• Description of the task:
Copy every line of the records below where the word "from" occurs.

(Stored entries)

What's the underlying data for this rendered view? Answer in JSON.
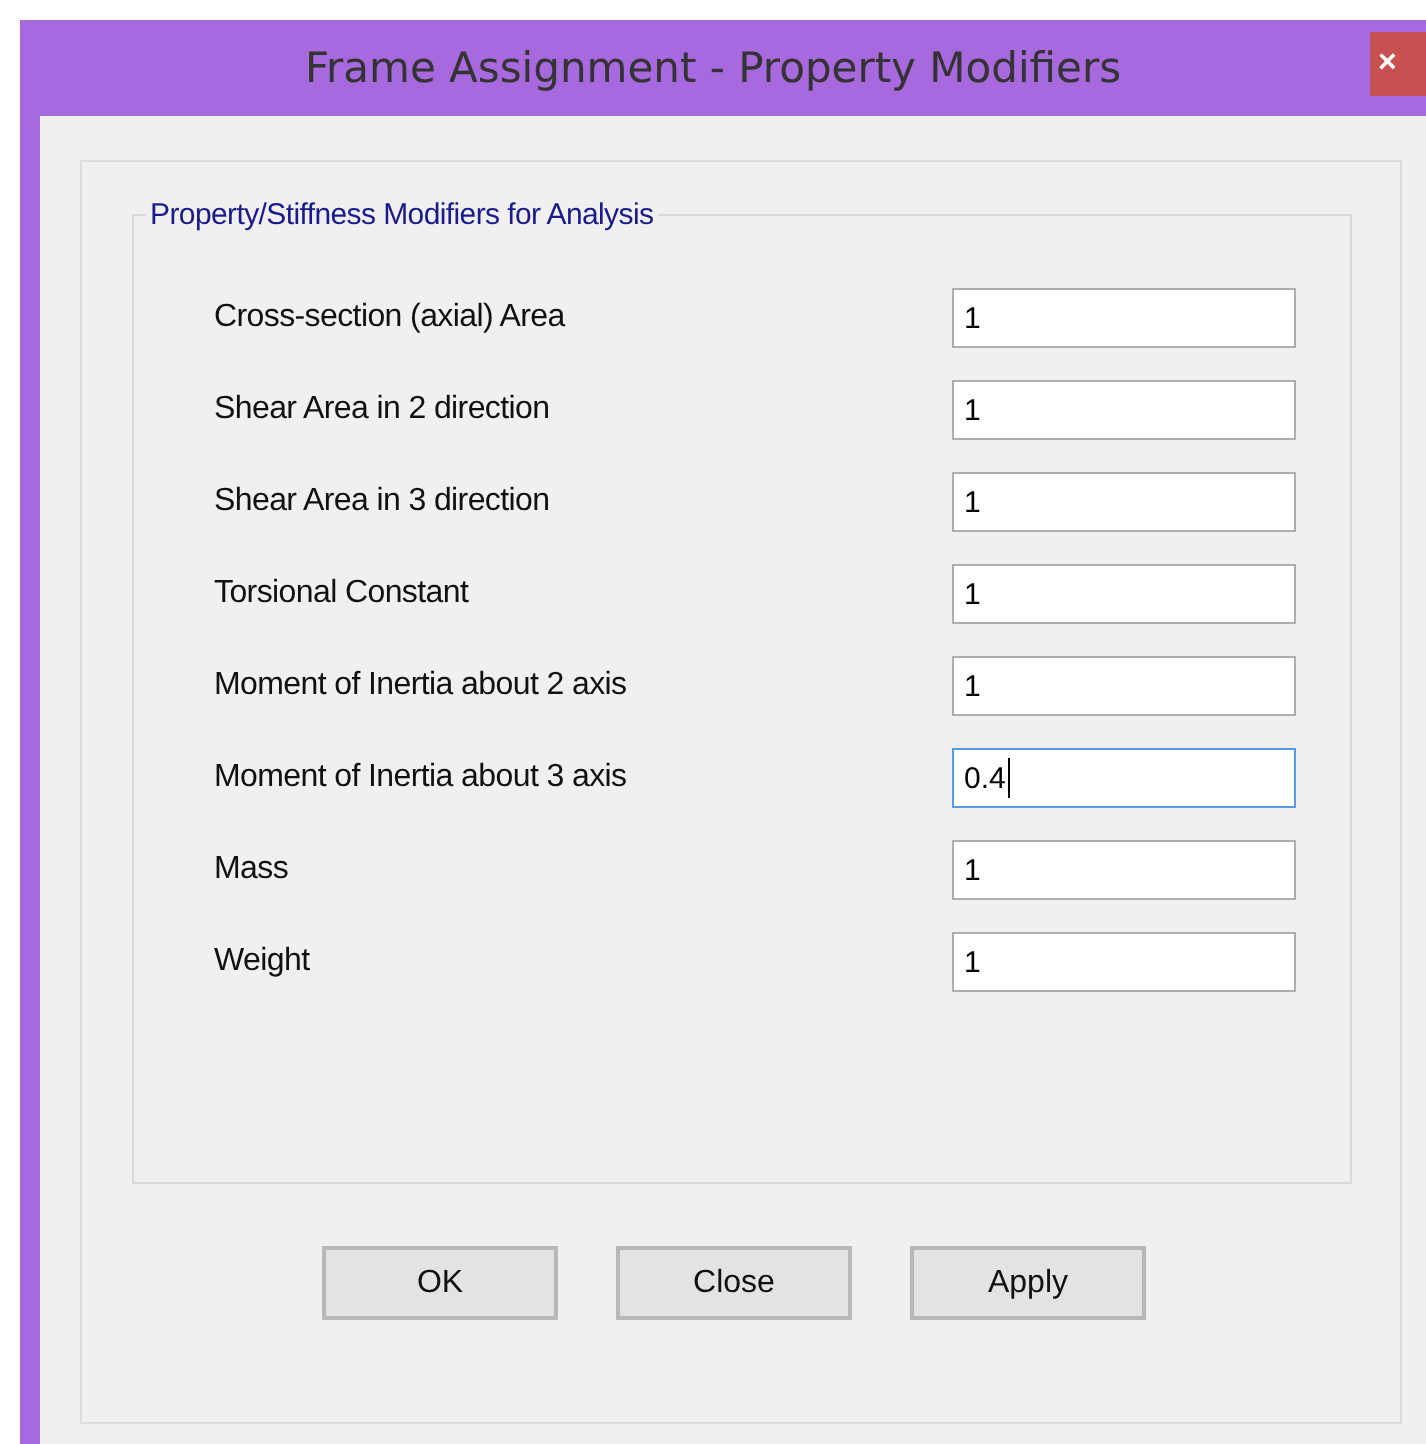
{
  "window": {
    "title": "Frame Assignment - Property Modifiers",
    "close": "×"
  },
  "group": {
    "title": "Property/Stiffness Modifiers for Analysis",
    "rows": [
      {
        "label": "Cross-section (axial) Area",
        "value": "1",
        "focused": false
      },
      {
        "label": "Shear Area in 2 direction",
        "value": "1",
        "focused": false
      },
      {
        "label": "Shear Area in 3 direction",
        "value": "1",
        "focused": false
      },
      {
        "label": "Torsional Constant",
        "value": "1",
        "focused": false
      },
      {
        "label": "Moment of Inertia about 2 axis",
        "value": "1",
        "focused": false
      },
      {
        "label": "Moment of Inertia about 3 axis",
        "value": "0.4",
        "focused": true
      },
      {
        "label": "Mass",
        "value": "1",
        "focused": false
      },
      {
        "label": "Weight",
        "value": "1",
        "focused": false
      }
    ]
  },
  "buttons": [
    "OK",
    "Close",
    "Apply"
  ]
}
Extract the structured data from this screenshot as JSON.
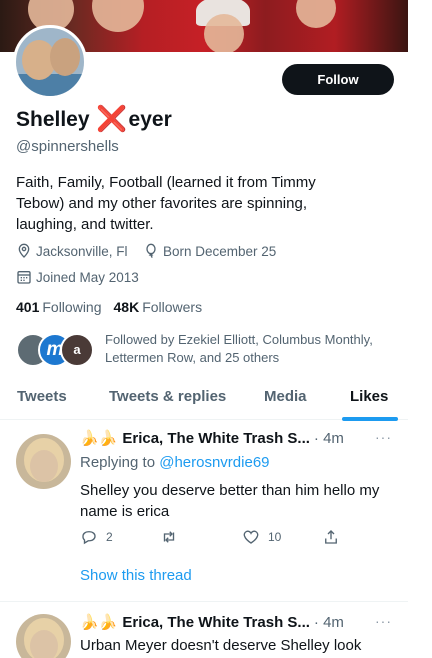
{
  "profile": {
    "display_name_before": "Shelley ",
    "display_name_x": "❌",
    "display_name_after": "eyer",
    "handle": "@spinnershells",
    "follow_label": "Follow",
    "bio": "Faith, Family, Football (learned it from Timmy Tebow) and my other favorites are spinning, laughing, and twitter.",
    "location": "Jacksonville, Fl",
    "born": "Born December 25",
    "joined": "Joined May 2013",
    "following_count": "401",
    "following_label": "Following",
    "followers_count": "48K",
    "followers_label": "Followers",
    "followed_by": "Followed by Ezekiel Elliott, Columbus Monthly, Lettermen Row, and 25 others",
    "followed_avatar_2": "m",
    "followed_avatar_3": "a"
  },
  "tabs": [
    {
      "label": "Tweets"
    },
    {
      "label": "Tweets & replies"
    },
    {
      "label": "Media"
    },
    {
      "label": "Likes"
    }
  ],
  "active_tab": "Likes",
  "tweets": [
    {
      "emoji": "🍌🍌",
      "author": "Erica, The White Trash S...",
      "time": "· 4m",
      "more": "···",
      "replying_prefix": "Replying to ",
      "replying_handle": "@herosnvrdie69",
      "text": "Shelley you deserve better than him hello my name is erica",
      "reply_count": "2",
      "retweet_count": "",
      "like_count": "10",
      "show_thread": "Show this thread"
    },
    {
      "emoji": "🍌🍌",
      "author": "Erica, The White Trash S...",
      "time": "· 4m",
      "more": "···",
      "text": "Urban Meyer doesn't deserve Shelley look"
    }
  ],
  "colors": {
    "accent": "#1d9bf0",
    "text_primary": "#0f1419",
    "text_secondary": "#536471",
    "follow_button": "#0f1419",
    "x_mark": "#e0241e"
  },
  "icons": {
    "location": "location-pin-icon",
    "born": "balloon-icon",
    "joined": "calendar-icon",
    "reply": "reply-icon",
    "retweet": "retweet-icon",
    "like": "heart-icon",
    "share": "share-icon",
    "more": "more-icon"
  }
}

• Complete response:
Extract the structured data from this screenshot as JSON.
    "bio": "Faith, Family, Football (learned it from Timmy Tebow) and my other favorites are spinning, laughing, and twitter.",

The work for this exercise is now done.